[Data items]
━━━━━━

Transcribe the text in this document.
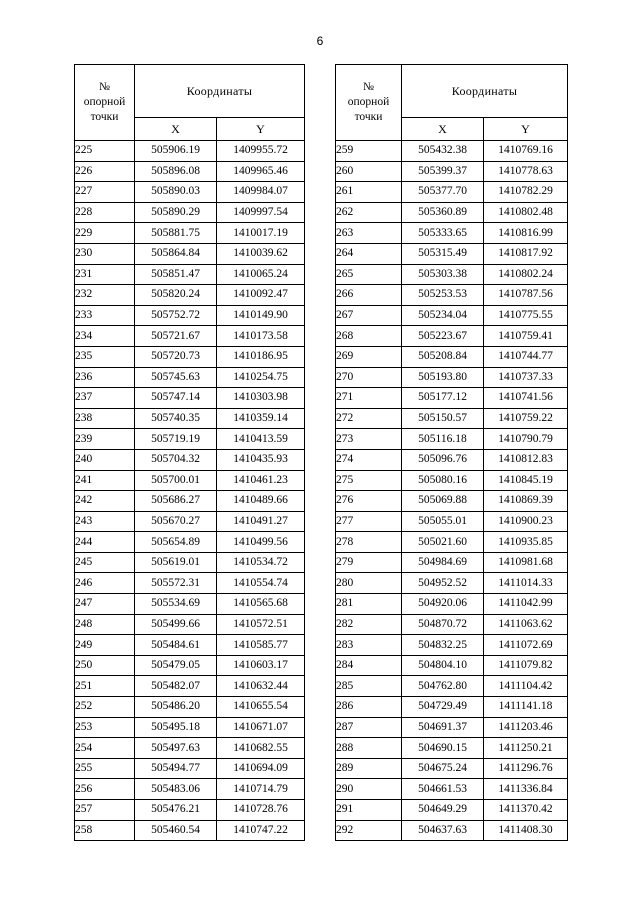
6
№
опорной
точки	Координаты	
	X	Y
225	505906.19	1409955.72
226	505896.08	1409965.46
227	505890.03	1409984.07
228	505890.29	1409997.54
229	505881.75	1410017.19
230	505864.84	1410039.62
231	505851.47	1410065.24
232	505820.24	1410092.47
233	505752.72	1410149.90
234	505721.67	1410173.58
235	505720.73	1410186.95
236	505745.63	1410254.75
237	505747.14	1410303.98
238	505740.35	1410359.14
239	505719.19	1410413.59
240	505704.32	1410435.93
241	505700.01	1410461.23
242	505686.27	1410489.66
243	505670.27	1410491.27
244	505654.89	1410499.56
245	505619.01	1410534.72
246	505572.31	1410554.74
247	505534.69	1410565.68
248	505499.66	1410572.51
249	505484.61	1410585.77
250	505479.05	1410603.17
251	505482.07	1410632.44
252	505486.20	1410655.54
253	505495.18	1410671.07
254	505497.63	1410682.55
255	505494.77	1410694.09
256	505483.06	1410714.79
257	505476.21	1410728.76
258	505460.54	1410747.22
№
опорной
точки	Координаты	
	X	Y
259	505432.38	1410769.16
260	505399.37	1410778.63
261	505377.70	1410782.29
262	505360.89	1410802.48
263	505333.65	1410816.99
264	505315.49	1410817.92
265	505303.38	1410802.24
266	505253.53	1410787.56
267	505234.04	1410775.55
268	505223.67	1410759.41
269	505208.84	1410744.77
270	505193.80	1410737.33
271	505177.12	1410741.56
272	505150.57	1410759.22
273	505116.18	1410790.79
274	505096.76	1410812.83
275	505080.16	1410845.19
276	505069.88	1410869.39
277	505055.01	1410900.23
278	505021.60	1410935.85
279	504984.69	1410981.68
280	504952.52	1411014.33
281	504920.06	1411042.99
282	504870.72	1411063.62
283	504832.25	1411072.69
284	504804.10	1411079.82
285	504762.80	1411104.42
286	504729.49	1411141.18
287	504691.37	1411203.46
288	504690.15	1411250.21
289	504675.24	1411296.76
290	504661.53	1411336.84
291	504649.29	1411370.42
292	504637.63	1411408.30
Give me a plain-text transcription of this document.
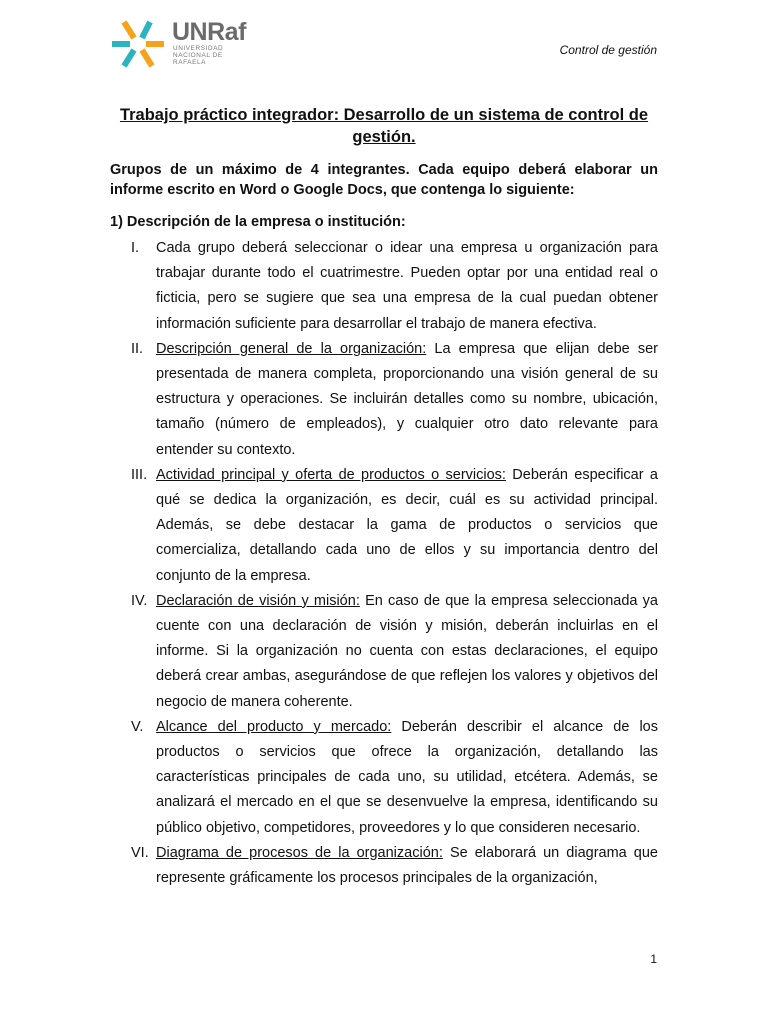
UNRaf
UNIVERSIDAD
NACIONAL DE
RAFAELA
Control de gestión
Trabajo práctico integrador: Desarrollo de un sistema de control de gestión.
Grupos de un máximo de 4 integrantes. Cada equipo deberá elaborar un informe escrito en Word o Google Docs, que contenga lo siguiente:
1) Descripción de la empresa o institución:
I.	Cada grupo deberá seleccionar o idear una empresa u organización para trabajar durante todo el cuatrimestre. Pueden optar por una entidad real o ficticia, pero se sugiere que sea una empresa de la cual puedan obtener información suficiente para desarrollar el trabajo de manera efectiva.
II. Descripción general de la organización: La empresa que elijan debe ser presentada de manera completa, proporcionando una visión general de su estructura y operaciones. Se incluirán detalles como su nombre, ubicación, tamaño (número de empleados), y cualquier otro dato relevante para entender su contexto.
III. Actividad principal y oferta de productos o servicios: Deberán especificar a qué se dedica la organización, es decir, cuál es su actividad principal. Además, se debe destacar la gama de productos o servicios que comercializa, detallando cada uno de ellos y su importancia dentro del conjunto de la empresa.
IV. Declaración de visión y misión: En caso de que la empresa seleccionada ya cuente con una declaración de visión y misión, deberán incluirlas en el informe. Si la organización no cuenta con estas declaraciones, el equipo deberá crear ambas, asegurándose de que reflejen los valores y objetivos del negocio de manera coherente.
V. Alcance del producto y mercado: Deberán describir el alcance de los productos o servicios que ofrece la organización, detallando las características principales de cada uno, su utilidad, etcétera. Además, se analizará el mercado en el que se desenvuelve la empresa, identificando su público objetivo, competidores, proveedores y lo que consideren necesario.
VI. Diagrama de procesos de la organización: Se elaborará un diagrama que represente gráficamente los procesos principales de la organización,
1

━━━━━━

* **Required work**: The listing above must be printed again exactly, minus its pictures.

* **Complete answer**:
Transcribe the text in this document.
6
№
опорной
точки	Координаты	
	X	Y
225	505906.19	1409955.72
226	505896.08	1409965.46
227	505890.03	1409984.07
228	505890.29	1409997.54
229	505881.75	1410017.19
230	505864.84	1410039.62
231	505851.47	1410065.24
232	505820.24	1410092.47
233	505752.72	1410149.90
234	505721.67	1410173.58
235	505720.73	1410186.95
236	505745.63	1410254.75
237	505747.14	1410303.98
238	505740.35	1410359.14
239	505719.19	1410413.59
240	505704.32	1410435.93
241	505700.01	1410461.23
242	505686.27	1410489.66
243	505670.27	1410491.27
244	505654.89	1410499.56
245	505619.01	1410534.72
246	505572.31	1410554.74
247	505534.69	1410565.68
248	505499.66	1410572.51
249	505484.61	1410585.77
250	505479.05	1410603.17
251	505482.07	1410632.44
252	505486.20	1410655.54
253	505495.18	1410671.07
254	505497.63	1410682.55
255	505494.77	1410694.09
256	505483.06	1410714.79
257	505476.21	1410728.76
258	505460.54	1410747.22
№
опорной
точки	Координаты	
	X	Y
259	505432.38	1410769.16
260	505399.37	1410778.63
261	505377.70	1410782.29
262	505360.89	1410802.48
263	505333.65	1410816.99
264	505315.49	1410817.92
265	505303.38	1410802.24
266	505253.53	1410787.56
267	505234.04	1410775.55
268	505223.67	1410759.41
269	505208.84	1410744.77
270	505193.80	1410737.33
271	505177.12	1410741.56
272	505150.57	1410759.22
273	505116.18	1410790.79
274	505096.76	1410812.83
275	505080.16	1410845.19
276	505069.88	1410869.39
277	505055.01	1410900.23
278	505021.60	1410935.85
279	504984.69	1410981.68
280	504952.52	1411014.33
281	504920.06	1411042.99
282	504870.72	1411063.62
283	504832.25	1411072.69
284	504804.10	1411079.82
285	504762.80	1411104.42
286	504729.49	1411141.18
287	504691.37	1411203.46
288	504690.15	1411250.21
289	504675.24	1411296.76
290	504661.53	1411336.84
291	504649.29	1411370.42
292	504637.63	1411408.30
Give me a plain-text transcription of this document.
UNRaf
UNIVERSIDAD
NACIONAL DE
RAFAELA
Control de gestión
Trabajo práctico integrador: Desarrollo de un sistema de control de gestión.
Grupos de un máximo de 4 integrantes. Cada equipo deberá elaborar un informe escrito en Word o Google Docs, que contenga lo siguiente:
1) Descripción de la empresa o institución:
I.	Cada grupo deberá seleccionar o idear una empresa u organización para trabajar durante todo el cuatrimestre. Pueden optar por una entidad real o ficticia, pero se sugiere que sea una empresa de la cual puedan obtener información suficiente para desarrollar el trabajo de manera efectiva.
II. Descripción general de la organización: La empresa que elijan debe ser presentada de manera completa, proporcionando una visión general de su estructura y operaciones. Se incluirán detalles como su nombre, ubicación, tamaño (número de empleados), y cualquier otro dato relevante para entender su contexto.
III. Actividad principal y oferta de productos o servicios: Deberán especificar a qué se dedica la organización, es decir, cuál es su actividad principal. Además, se debe destacar la gama de productos o servicios que comercializa, detallando cada uno de ellos y su importancia dentro del conjunto de la empresa.
IV. Declaración de visión y misión: En caso de que la empresa seleccionada ya cuente con una declaración de visión y misión, deberán incluirlas en el informe. Si la organización no cuenta con estas declaraciones, el equipo deberá crear ambas, asegurándose de que reflejen los valores y objetivos del negocio de manera coherente.
V. Alcance del producto y mercado: Deberán describir el alcance de los productos o servicios que ofrece la organización, detallando las características principales de cada uno, su utilidad, etcétera. Además, se analizará el mercado en el que se desenvuelve la empresa, identificando su público objetivo, competidores, proveedores y lo que consideren necesario.
VI. Diagrama de procesos de la organización: Se elaborará un diagrama que represente gráficamente los procesos principales de la organización,
1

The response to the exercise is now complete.